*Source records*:
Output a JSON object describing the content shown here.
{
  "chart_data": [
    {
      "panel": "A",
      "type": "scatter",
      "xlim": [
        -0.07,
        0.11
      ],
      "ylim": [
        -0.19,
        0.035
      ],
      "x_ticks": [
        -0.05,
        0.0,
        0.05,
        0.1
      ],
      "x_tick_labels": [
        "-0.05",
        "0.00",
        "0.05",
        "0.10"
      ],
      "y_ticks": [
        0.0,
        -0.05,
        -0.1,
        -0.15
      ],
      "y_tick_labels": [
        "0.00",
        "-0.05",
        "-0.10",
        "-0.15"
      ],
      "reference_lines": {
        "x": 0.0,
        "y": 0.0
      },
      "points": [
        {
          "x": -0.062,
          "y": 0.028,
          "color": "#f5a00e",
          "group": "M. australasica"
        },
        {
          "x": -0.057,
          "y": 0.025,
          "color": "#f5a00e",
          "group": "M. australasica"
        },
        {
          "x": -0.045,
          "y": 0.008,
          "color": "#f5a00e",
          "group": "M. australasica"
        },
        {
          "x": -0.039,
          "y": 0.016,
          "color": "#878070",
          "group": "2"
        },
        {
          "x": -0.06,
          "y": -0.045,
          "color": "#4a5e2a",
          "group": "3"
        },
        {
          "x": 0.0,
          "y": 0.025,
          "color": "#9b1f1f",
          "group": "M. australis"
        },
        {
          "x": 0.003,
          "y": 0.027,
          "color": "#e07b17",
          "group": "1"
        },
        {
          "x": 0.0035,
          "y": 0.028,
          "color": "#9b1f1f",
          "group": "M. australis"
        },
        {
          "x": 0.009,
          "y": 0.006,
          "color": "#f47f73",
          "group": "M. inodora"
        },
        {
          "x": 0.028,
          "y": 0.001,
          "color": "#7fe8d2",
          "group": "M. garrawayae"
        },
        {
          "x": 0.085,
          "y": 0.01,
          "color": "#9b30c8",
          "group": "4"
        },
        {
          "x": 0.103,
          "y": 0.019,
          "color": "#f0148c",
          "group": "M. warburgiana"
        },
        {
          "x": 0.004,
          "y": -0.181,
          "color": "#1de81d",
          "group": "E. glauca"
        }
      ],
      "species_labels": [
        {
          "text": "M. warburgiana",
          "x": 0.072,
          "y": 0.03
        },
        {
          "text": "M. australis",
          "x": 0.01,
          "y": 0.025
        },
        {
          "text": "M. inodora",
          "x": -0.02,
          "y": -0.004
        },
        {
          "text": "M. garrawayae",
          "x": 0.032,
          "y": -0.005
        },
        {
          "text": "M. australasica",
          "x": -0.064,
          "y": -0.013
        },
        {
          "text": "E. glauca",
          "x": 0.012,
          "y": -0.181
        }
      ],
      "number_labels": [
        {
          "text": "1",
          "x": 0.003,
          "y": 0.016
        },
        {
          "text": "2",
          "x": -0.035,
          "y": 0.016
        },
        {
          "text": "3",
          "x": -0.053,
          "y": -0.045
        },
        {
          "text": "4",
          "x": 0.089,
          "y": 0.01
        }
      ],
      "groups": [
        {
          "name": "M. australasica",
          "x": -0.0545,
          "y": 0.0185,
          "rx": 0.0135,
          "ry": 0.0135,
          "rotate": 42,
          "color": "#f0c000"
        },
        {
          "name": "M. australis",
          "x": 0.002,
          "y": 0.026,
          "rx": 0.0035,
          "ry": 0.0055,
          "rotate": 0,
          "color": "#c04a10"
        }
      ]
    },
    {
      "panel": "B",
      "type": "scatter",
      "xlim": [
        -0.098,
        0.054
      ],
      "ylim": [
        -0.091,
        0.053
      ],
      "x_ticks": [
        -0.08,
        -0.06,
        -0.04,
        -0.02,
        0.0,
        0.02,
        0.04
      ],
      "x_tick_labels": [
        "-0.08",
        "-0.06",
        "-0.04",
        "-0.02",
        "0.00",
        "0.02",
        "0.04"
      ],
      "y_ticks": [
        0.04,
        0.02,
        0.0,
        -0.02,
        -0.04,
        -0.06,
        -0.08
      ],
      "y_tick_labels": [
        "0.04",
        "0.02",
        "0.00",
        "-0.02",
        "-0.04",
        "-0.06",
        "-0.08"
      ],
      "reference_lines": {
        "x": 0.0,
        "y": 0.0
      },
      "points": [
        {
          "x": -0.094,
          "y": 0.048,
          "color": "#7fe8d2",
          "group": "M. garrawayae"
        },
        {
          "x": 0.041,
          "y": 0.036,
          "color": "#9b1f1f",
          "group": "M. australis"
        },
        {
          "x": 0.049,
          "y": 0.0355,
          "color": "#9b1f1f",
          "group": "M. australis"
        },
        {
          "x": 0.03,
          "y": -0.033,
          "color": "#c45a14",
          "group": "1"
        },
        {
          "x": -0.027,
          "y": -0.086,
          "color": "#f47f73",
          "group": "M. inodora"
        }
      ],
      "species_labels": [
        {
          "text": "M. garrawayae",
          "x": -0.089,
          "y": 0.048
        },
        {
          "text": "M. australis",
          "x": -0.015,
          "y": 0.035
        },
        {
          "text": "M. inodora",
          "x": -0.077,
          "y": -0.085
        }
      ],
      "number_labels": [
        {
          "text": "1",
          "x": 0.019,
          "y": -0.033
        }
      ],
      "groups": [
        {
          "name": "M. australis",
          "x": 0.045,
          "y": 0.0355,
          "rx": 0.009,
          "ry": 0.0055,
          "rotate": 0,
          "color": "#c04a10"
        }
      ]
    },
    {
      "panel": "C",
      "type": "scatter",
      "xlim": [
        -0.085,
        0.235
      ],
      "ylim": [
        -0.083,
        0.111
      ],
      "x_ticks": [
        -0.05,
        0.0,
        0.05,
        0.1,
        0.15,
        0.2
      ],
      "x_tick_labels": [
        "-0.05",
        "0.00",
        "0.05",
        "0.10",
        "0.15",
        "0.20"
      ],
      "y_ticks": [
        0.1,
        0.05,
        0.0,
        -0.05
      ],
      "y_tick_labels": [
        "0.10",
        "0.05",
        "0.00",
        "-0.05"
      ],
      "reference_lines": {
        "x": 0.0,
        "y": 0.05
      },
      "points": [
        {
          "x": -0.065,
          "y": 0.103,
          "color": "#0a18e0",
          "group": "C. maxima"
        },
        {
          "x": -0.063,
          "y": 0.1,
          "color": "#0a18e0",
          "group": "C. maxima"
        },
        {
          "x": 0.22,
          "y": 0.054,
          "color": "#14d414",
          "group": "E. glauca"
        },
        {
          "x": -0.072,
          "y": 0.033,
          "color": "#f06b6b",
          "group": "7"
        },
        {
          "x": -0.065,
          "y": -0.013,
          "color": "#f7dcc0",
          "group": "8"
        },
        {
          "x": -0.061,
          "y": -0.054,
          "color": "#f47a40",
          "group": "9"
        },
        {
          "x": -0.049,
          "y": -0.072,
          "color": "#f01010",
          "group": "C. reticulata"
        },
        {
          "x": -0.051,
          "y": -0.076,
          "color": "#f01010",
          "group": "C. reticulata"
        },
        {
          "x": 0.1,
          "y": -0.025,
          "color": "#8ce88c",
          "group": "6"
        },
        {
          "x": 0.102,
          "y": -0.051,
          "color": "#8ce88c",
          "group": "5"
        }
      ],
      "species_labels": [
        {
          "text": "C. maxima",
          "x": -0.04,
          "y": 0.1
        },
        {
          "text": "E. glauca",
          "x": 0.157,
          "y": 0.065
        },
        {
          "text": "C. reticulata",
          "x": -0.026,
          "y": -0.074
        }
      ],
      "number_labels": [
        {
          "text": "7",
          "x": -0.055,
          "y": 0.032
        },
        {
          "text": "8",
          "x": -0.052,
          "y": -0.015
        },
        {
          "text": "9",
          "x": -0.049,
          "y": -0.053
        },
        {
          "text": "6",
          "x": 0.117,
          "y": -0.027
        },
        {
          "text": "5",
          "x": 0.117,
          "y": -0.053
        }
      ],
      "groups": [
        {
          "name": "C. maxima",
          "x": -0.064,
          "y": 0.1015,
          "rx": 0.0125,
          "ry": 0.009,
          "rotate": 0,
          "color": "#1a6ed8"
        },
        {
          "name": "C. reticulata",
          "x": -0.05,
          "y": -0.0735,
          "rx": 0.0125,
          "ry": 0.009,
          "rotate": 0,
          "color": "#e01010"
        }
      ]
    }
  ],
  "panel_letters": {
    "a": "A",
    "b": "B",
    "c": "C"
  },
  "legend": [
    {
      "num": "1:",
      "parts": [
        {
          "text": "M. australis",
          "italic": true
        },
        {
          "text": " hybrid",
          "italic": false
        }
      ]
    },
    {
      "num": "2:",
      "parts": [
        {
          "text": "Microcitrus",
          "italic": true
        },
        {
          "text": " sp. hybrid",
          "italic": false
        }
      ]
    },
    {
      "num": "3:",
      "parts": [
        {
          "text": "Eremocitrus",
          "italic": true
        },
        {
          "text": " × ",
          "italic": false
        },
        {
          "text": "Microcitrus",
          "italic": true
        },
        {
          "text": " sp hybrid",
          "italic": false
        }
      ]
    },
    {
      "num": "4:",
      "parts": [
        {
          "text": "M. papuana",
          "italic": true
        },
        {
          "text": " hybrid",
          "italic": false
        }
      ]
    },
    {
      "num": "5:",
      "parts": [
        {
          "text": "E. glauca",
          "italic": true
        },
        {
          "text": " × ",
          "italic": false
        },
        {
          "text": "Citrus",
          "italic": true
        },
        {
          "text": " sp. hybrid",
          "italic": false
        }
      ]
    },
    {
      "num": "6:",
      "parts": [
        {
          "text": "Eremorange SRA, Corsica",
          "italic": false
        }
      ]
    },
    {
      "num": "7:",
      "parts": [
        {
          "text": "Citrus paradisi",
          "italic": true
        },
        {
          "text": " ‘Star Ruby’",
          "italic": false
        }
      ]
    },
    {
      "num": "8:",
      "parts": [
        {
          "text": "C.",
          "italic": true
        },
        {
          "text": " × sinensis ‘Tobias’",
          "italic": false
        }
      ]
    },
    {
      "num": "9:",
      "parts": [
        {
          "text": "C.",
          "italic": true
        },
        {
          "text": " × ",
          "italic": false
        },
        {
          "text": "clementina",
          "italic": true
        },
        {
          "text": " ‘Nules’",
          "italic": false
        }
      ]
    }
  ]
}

*Written instruction*:
Pick out and copy the lines of the entries that hold the string "maxima".

*Reply*:
          "group": "C. maxima"
          "group": "C. maxima"
          "text": "C. maxima",
          "name": "C. maxima",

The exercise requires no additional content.